(Dataset items)
## START

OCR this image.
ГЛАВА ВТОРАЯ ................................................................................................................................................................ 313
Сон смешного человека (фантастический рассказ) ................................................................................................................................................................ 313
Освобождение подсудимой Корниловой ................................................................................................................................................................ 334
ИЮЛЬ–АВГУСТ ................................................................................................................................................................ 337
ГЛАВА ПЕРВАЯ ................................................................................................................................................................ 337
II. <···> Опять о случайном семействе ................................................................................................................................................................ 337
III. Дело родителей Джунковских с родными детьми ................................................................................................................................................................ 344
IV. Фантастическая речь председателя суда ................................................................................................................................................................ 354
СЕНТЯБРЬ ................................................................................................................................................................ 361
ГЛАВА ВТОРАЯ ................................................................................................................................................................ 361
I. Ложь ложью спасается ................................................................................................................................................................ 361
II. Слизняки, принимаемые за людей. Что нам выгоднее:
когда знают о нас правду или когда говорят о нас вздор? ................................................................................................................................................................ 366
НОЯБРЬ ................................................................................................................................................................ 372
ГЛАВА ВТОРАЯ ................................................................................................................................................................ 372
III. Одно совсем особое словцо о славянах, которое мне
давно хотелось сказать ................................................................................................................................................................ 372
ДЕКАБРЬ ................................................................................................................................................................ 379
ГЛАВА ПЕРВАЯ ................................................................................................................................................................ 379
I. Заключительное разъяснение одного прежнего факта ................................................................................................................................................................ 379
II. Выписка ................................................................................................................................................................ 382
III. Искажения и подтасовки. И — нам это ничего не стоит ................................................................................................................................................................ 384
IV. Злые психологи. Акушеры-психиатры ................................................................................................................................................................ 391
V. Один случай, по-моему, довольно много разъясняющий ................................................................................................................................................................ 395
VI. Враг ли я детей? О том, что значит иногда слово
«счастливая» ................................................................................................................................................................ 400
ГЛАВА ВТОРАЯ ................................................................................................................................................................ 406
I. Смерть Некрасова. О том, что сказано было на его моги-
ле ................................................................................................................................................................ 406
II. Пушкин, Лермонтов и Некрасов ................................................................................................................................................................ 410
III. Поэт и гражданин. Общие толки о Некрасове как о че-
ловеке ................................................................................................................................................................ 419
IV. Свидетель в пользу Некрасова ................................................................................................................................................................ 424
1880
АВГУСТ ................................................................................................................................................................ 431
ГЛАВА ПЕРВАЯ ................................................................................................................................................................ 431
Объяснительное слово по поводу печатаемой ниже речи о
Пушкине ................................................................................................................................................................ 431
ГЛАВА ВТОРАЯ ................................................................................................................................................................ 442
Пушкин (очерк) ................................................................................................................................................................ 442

## END

Task: Take each line of the material that contains the word "Некрасова" and list it.

Response:
I. Смерть Некрасова. О том, что сказано было на его моги-
IV. Свидетель в пользу Некрасова ................................................................................................................................................................ 424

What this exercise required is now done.